* **Items from a data source**:
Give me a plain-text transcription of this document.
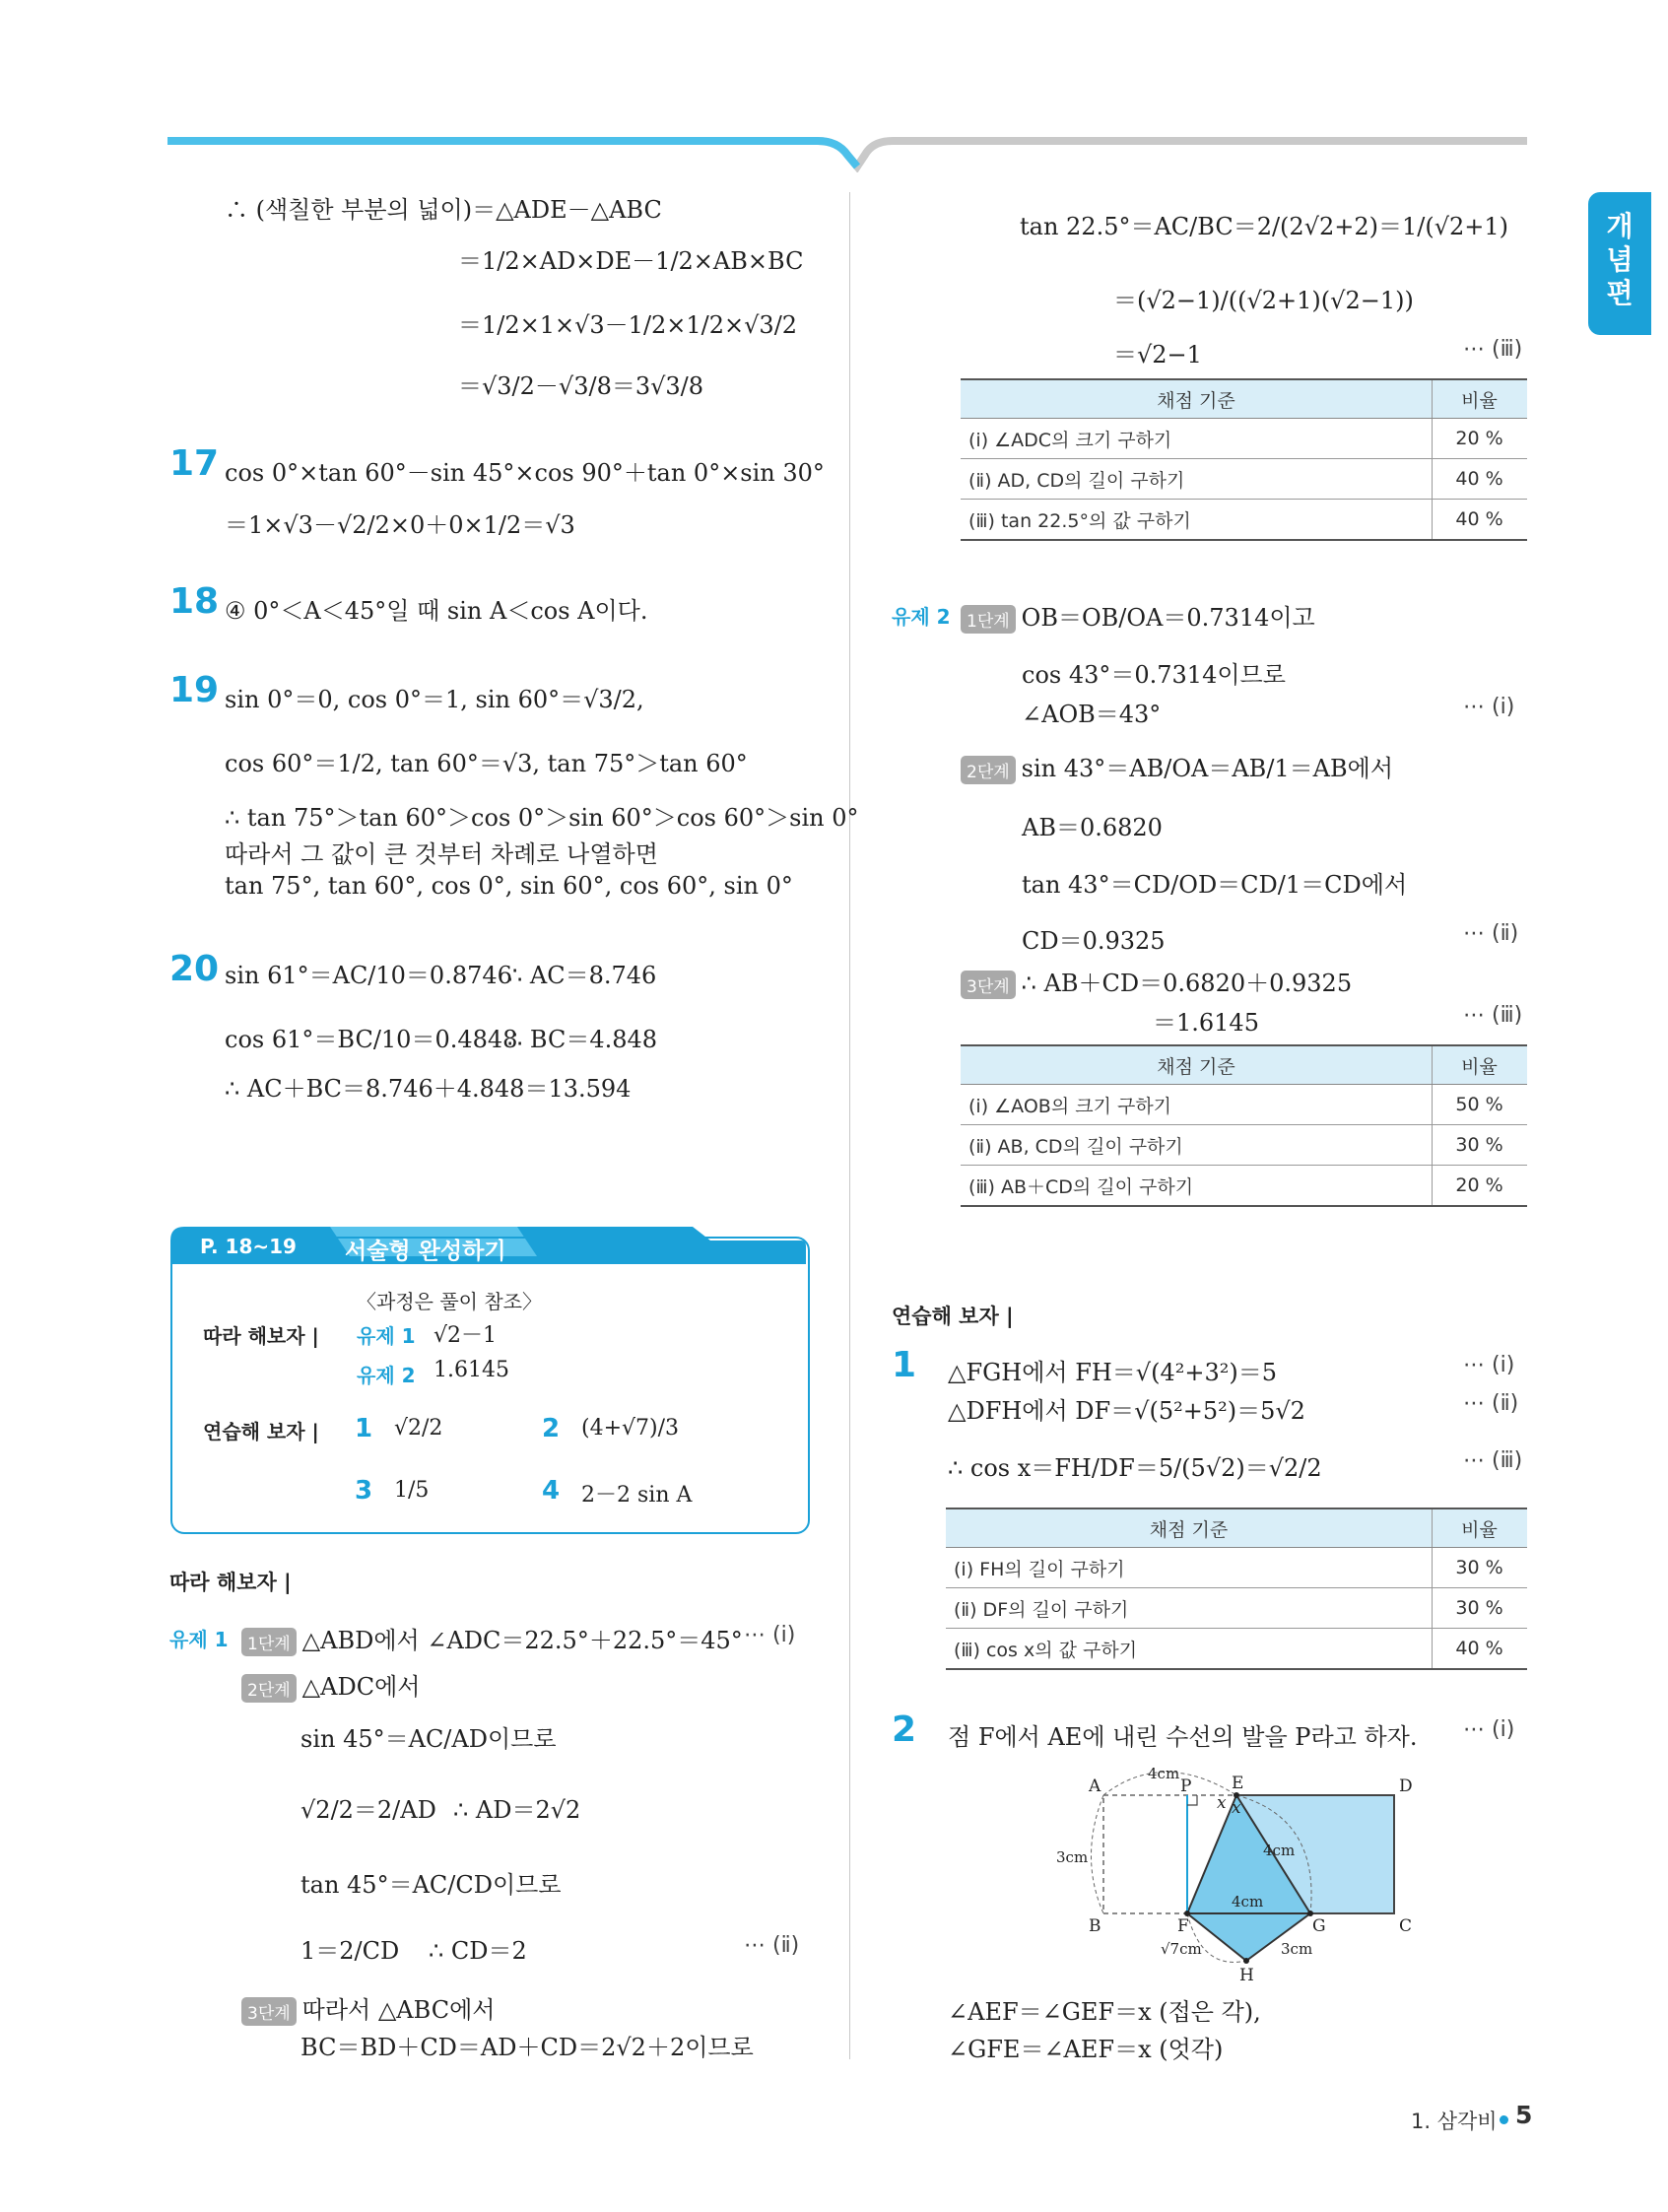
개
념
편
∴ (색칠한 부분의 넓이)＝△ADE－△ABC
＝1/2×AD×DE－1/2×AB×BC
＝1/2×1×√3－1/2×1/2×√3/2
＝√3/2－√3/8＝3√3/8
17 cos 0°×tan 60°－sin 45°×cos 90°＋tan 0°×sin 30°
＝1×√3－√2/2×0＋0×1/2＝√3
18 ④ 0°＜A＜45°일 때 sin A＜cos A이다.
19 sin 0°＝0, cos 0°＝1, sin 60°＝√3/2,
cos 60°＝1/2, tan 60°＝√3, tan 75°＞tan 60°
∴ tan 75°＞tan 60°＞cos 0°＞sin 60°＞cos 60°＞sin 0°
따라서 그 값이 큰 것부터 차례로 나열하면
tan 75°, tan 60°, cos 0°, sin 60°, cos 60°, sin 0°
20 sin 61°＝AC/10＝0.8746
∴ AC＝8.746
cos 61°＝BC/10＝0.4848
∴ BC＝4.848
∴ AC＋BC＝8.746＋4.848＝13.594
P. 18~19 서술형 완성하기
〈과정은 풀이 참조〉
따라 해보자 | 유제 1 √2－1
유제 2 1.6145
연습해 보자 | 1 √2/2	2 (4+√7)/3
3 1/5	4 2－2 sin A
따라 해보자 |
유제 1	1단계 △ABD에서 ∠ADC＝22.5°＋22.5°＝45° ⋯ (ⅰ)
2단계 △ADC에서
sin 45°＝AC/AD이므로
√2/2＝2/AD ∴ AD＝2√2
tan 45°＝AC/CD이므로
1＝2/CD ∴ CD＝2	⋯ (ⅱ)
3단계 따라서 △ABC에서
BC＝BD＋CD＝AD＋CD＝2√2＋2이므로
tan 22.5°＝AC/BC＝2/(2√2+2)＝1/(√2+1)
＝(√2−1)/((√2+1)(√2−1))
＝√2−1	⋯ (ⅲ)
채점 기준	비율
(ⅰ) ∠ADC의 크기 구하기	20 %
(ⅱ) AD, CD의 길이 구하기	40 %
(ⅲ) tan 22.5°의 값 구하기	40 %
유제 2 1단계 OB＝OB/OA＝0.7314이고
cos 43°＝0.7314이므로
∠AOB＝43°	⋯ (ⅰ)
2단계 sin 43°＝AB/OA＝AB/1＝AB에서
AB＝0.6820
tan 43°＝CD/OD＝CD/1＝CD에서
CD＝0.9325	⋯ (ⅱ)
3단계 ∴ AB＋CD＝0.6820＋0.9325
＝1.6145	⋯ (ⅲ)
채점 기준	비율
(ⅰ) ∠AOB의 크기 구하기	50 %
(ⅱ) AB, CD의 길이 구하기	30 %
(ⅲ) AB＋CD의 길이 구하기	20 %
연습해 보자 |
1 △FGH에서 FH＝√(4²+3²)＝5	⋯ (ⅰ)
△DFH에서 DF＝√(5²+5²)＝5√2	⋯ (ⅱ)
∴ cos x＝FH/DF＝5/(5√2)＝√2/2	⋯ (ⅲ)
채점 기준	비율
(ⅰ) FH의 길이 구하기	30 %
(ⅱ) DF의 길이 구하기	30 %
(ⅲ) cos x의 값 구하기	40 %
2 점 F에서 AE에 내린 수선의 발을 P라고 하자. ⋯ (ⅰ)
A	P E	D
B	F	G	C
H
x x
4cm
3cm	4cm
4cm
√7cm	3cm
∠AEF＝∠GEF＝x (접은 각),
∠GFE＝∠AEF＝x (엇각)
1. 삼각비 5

* **GIVEN INSTRUCTION**:
Leave out the pictures and give the rest of the records again exactly.

* **ANSWER TO THE PROBLEM**:
Give me a plain-text transcription of this document.
개
념
편
∴ (색칠한 부분의 넓이)＝△ADE－△ABC
＝1/2×AD×DE－1/2×AB×BC
＝1/2×1×√3－1/2×1/2×√3/2
＝√3/2－√3/8＝3√3/8
17 cos 0°×tan 60°－sin 45°×cos 90°＋tan 0°×sin 30°
＝1×√3－√2/2×0＋0×1/2＝√3
18 ④ 0°＜A＜45°일 때 sin A＜cos A이다.
19 sin 0°＝0, cos 0°＝1, sin 60°＝√3/2,
cos 60°＝1/2, tan 60°＝√3, tan 75°＞tan 60°
∴ tan 75°＞tan 60°＞cos 0°＞sin 60°＞cos 60°＞sin 0°
따라서 그 값이 큰 것부터 차례로 나열하면
tan 75°, tan 60°, cos 0°, sin 60°, cos 60°, sin 0°
20 sin 61°＝AC/10＝0.8746
∴ AC＝8.746
cos 61°＝BC/10＝0.4848
∴ BC＝4.848
∴ AC＋BC＝8.746＋4.848＝13.594
P. 18~19 서술형 완성하기
〈과정은 풀이 참조〉
따라 해보자 | 유제 1 √2－1
유제 2 1.6145
연습해 보자 | 1 √2/2	2 (4+√7)/3
3 1/5	4 2－2 sin A
따라 해보자 |
유제 1	1단계 △ABD에서 ∠ADC＝22.5°＋22.5°＝45° ⋯ (ⅰ)
2단계 △ADC에서
sin 45°＝AC/AD이므로
√2/2＝2/AD ∴ AD＝2√2
tan 45°＝AC/CD이므로
1＝2/CD ∴ CD＝2	⋯ (ⅱ)
3단계 따라서 △ABC에서
BC＝BD＋CD＝AD＋CD＝2√2＋2이므로
tan 22.5°＝AC/BC＝2/(2√2+2)＝1/(√2+1)
＝(√2−1)/((√2+1)(√2−1))
＝√2−1	⋯ (ⅲ)
채점 기준	비율
(ⅰ) ∠ADC의 크기 구하기	20 %
(ⅱ) AD, CD의 길이 구하기	40 %
(ⅲ) tan 22.5°의 값 구하기	40 %
유제 2 1단계 OB＝OB/OA＝0.7314이고
cos 43°＝0.7314이므로
∠AOB＝43°	⋯ (ⅰ)
2단계 sin 43°＝AB/OA＝AB/1＝AB에서
AB＝0.6820
tan 43°＝CD/OD＝CD/1＝CD에서
CD＝0.9325	⋯ (ⅱ)
3단계 ∴ AB＋CD＝0.6820＋0.9325
＝1.6145	⋯ (ⅲ)
채점 기준	비율
(ⅰ) ∠AOB의 크기 구하기	50 %
(ⅱ) AB, CD의 길이 구하기	30 %
(ⅲ) AB＋CD의 길이 구하기	20 %
연습해 보자 |
1 △FGH에서 FH＝√(4²+3²)＝5	⋯ (ⅰ)
△DFH에서 DF＝√(5²+5²)＝5√2	⋯ (ⅱ)
∴ cos x＝FH/DF＝5/(5√2)＝√2/2	⋯ (ⅲ)
채점 기준	비율
(ⅰ) FH의 길이 구하기	30 %
(ⅱ) DF의 길이 구하기	30 %
(ⅲ) cos x의 값 구하기	40 %
2 점 F에서 AE에 내린 수선의 발을 P라고 하자. ⋯ (ⅰ)
A	P E	D
B	F	G	C
H
x x
4cm
3cm	4cm
4cm
√7cm	3cm
∠AEF＝∠GEF＝x (접은 각),
∠GFE＝∠AEF＝x (엇각)
1. 삼각비 5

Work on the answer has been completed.